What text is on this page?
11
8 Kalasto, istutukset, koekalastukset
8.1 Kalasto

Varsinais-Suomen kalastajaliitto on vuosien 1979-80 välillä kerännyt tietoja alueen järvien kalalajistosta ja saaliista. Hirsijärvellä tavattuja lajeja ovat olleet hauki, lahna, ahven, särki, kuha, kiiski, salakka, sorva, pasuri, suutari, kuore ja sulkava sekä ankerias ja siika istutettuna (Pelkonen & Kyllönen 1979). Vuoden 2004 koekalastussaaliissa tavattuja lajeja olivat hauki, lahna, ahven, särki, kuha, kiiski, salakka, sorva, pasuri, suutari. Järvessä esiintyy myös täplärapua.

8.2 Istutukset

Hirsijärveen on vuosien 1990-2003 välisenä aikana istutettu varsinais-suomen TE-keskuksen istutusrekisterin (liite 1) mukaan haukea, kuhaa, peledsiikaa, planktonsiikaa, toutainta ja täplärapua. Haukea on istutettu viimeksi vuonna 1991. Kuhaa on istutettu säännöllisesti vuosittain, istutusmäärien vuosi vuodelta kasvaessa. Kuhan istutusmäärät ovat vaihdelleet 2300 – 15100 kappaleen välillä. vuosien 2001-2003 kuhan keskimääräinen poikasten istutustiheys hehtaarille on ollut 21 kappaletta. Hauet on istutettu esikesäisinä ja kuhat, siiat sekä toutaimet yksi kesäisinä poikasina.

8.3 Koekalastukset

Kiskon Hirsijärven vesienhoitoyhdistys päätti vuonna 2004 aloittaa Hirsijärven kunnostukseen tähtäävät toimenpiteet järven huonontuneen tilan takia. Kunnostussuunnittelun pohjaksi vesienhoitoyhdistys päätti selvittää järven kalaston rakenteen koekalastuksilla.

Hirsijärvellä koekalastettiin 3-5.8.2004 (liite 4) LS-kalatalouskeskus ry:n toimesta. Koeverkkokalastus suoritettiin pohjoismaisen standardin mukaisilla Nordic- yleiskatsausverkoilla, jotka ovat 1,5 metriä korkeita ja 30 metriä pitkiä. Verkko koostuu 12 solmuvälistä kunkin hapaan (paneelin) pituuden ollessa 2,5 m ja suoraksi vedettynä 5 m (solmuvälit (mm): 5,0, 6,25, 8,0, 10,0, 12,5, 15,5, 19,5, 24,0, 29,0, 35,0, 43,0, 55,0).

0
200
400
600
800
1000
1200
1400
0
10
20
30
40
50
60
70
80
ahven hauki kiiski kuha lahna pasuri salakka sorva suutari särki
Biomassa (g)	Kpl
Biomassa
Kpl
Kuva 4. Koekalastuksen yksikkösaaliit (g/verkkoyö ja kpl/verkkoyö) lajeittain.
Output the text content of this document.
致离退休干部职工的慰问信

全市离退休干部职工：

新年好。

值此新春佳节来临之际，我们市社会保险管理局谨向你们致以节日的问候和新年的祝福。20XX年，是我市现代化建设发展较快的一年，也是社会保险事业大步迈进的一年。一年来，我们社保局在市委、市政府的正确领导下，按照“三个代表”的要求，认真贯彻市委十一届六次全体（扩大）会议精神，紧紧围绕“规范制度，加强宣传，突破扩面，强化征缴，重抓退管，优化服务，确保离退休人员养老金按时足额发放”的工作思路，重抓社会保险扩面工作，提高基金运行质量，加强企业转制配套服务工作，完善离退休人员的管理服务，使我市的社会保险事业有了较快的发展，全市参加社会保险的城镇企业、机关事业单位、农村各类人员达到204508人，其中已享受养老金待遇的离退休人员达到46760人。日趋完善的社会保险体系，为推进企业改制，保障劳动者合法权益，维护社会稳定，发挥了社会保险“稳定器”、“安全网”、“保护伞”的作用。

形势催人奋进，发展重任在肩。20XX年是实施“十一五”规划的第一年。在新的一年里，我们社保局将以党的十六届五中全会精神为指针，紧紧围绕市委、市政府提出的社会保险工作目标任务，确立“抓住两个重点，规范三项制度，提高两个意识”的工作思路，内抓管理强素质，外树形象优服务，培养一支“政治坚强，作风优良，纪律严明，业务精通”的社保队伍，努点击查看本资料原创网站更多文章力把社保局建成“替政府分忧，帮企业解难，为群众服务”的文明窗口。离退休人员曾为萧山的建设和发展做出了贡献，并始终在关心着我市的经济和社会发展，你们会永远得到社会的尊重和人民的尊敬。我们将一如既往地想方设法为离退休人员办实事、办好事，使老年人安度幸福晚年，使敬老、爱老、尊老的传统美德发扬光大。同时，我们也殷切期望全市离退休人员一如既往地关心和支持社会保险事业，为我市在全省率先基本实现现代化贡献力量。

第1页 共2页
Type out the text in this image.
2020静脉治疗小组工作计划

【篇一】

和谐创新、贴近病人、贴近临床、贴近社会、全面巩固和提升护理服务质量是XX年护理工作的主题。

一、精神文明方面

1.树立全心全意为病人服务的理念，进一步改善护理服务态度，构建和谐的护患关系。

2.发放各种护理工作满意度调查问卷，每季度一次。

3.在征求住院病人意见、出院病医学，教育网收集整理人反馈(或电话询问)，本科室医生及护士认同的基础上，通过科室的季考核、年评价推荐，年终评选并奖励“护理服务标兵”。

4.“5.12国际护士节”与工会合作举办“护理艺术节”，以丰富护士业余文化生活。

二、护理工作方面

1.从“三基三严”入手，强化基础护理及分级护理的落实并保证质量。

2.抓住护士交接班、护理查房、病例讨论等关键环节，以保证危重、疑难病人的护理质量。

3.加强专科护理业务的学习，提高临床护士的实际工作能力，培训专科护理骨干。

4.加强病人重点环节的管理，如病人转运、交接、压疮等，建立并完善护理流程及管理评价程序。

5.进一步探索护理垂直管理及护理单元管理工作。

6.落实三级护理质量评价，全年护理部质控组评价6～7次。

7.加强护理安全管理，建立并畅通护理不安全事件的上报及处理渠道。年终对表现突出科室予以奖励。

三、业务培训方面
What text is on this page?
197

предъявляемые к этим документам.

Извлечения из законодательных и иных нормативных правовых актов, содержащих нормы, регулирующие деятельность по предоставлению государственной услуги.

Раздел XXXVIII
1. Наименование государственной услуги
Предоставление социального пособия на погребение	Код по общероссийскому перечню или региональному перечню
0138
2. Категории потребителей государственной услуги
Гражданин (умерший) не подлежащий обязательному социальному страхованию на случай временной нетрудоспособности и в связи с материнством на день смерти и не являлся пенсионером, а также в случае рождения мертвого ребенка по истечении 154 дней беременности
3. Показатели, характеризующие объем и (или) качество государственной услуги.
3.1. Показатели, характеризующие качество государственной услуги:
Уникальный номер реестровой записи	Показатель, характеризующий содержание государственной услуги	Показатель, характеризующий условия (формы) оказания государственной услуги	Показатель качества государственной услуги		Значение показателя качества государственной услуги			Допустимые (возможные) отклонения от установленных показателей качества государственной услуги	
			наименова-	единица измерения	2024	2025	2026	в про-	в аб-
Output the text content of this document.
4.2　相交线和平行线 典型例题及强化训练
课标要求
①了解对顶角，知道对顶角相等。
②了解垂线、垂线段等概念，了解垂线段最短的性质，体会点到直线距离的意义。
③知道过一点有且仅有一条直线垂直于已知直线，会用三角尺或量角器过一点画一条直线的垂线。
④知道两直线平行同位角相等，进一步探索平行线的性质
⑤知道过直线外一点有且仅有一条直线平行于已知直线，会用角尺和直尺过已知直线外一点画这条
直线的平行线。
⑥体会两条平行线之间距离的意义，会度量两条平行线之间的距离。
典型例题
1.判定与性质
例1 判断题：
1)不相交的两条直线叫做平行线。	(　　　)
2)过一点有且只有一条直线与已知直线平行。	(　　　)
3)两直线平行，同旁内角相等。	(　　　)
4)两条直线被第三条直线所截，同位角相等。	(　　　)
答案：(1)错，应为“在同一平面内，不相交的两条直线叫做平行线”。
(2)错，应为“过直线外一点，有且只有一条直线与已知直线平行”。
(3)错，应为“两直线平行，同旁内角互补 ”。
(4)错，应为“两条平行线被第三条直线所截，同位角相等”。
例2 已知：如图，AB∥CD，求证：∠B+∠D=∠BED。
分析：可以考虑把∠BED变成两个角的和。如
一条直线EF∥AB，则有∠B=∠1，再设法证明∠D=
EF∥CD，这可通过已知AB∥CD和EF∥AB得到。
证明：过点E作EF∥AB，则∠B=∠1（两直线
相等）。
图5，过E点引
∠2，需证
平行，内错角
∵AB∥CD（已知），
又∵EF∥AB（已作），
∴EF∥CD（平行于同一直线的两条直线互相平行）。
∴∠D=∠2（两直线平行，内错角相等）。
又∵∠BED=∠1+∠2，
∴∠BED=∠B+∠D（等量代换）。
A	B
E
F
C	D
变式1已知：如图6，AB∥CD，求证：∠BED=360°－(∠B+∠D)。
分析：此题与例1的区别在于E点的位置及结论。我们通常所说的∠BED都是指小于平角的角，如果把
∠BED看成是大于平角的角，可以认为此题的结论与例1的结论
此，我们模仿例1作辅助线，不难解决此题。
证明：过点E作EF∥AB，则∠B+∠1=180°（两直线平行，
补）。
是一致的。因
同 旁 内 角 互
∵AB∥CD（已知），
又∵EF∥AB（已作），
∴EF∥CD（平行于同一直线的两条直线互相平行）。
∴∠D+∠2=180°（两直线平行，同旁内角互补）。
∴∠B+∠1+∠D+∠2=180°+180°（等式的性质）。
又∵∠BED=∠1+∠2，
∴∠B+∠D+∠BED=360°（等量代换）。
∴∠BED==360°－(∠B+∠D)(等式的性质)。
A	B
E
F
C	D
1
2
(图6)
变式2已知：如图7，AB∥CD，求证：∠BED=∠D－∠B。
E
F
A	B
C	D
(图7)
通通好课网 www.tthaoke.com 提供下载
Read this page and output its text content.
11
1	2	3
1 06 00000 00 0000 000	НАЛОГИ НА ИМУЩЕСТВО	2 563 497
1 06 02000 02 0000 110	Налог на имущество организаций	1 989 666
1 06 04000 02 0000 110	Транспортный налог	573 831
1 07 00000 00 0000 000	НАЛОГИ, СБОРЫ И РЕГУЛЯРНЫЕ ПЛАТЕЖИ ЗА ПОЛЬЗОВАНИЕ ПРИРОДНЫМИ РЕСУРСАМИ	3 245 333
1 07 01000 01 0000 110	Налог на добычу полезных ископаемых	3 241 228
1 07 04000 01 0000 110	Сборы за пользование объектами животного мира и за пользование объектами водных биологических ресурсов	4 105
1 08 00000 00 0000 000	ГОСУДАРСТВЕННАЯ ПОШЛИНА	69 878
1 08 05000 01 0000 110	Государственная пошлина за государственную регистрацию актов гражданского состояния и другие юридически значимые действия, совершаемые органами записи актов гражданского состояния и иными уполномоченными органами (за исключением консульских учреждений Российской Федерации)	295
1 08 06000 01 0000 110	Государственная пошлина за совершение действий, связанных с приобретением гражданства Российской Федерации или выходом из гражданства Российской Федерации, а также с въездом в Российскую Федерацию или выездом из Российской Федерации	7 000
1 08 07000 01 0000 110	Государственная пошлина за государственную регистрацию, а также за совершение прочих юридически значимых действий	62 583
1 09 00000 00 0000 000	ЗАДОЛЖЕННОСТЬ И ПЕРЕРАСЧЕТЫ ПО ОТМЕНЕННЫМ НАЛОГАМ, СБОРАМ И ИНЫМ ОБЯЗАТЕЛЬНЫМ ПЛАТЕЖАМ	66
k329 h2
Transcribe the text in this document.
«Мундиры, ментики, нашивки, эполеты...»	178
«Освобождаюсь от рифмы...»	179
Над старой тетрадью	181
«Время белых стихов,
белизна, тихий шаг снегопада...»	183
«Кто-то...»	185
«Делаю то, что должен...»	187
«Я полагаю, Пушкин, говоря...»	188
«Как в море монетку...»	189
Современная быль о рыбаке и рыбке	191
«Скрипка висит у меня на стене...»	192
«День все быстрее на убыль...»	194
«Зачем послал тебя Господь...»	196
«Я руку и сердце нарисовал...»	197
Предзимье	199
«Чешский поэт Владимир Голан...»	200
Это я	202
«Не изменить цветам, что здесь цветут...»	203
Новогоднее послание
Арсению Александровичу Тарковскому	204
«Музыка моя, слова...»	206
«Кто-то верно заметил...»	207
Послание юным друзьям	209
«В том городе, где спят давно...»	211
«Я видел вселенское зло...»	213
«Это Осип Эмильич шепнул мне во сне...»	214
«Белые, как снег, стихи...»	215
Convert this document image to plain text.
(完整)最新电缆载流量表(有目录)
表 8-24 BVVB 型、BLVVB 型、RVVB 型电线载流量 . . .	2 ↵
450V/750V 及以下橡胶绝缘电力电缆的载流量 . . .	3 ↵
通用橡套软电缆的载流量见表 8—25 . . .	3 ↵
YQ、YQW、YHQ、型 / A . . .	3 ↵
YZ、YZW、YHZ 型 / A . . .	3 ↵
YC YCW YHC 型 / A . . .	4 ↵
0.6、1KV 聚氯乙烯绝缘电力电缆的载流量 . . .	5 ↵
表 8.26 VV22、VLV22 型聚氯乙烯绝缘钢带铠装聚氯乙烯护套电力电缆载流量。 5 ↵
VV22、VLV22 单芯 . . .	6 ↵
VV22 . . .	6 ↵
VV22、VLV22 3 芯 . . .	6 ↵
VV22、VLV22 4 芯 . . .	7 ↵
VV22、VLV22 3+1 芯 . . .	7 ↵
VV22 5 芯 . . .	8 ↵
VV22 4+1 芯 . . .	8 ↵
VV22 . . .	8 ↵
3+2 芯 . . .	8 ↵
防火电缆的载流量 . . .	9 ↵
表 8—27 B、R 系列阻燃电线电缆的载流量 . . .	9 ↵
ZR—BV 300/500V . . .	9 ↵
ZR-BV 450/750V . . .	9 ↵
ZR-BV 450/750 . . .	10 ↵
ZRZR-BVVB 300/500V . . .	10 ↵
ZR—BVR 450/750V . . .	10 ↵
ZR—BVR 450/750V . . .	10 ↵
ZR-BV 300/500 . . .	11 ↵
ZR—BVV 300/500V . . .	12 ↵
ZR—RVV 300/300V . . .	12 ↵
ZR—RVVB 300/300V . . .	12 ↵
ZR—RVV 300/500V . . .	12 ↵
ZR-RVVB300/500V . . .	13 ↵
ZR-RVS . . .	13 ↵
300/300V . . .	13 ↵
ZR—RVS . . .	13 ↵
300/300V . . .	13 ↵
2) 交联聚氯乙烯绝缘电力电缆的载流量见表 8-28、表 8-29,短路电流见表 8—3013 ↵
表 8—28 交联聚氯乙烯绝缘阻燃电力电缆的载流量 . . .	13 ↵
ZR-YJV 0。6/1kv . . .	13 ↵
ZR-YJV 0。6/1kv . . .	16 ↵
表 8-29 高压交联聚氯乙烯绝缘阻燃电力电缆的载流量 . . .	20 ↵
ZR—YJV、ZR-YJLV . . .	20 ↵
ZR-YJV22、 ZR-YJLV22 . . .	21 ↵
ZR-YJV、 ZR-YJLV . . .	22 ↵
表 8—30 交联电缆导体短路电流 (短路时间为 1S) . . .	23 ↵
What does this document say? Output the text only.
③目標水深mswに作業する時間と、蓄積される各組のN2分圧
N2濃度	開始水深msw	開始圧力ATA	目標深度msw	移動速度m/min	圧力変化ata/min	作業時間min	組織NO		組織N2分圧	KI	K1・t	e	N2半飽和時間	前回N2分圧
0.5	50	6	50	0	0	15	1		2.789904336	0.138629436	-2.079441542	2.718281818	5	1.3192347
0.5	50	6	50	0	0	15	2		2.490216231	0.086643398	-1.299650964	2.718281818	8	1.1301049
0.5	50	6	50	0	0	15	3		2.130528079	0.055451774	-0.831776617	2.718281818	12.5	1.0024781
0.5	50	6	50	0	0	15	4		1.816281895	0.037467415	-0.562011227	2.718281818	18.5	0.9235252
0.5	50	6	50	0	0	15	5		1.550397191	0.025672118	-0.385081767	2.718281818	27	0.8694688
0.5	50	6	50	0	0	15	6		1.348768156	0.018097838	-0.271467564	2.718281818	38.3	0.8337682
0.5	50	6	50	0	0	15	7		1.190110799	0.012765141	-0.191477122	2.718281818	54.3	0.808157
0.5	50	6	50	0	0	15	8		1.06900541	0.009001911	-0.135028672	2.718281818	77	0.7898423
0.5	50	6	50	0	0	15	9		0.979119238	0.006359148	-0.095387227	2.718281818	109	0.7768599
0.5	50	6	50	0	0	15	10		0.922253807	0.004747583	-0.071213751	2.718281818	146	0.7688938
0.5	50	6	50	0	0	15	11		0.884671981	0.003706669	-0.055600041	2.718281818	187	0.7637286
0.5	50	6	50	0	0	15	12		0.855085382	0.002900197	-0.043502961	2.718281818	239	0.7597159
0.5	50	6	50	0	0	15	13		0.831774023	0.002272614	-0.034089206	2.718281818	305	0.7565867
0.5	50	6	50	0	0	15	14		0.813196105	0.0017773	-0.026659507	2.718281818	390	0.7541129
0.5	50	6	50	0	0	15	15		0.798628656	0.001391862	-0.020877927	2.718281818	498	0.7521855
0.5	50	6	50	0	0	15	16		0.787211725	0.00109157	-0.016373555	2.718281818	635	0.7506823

> What is expected
Where a line contains "актов", copy that line.

> Finished answer
Извлечения из законодательных и иных нормативных правовых актов, содержащих нормы, регулирующие деятельность по предоставлению государственной услуги.
1 08 05000 01 0000 110	Государственная пошлина за государственную регистрацию актов гражданского состояния и другие юридически значимые действия, совершаемые органами записи актов гражданского состояния и иными уполномоченными органами (за исключением консульских учреждений Российской Федерации)	295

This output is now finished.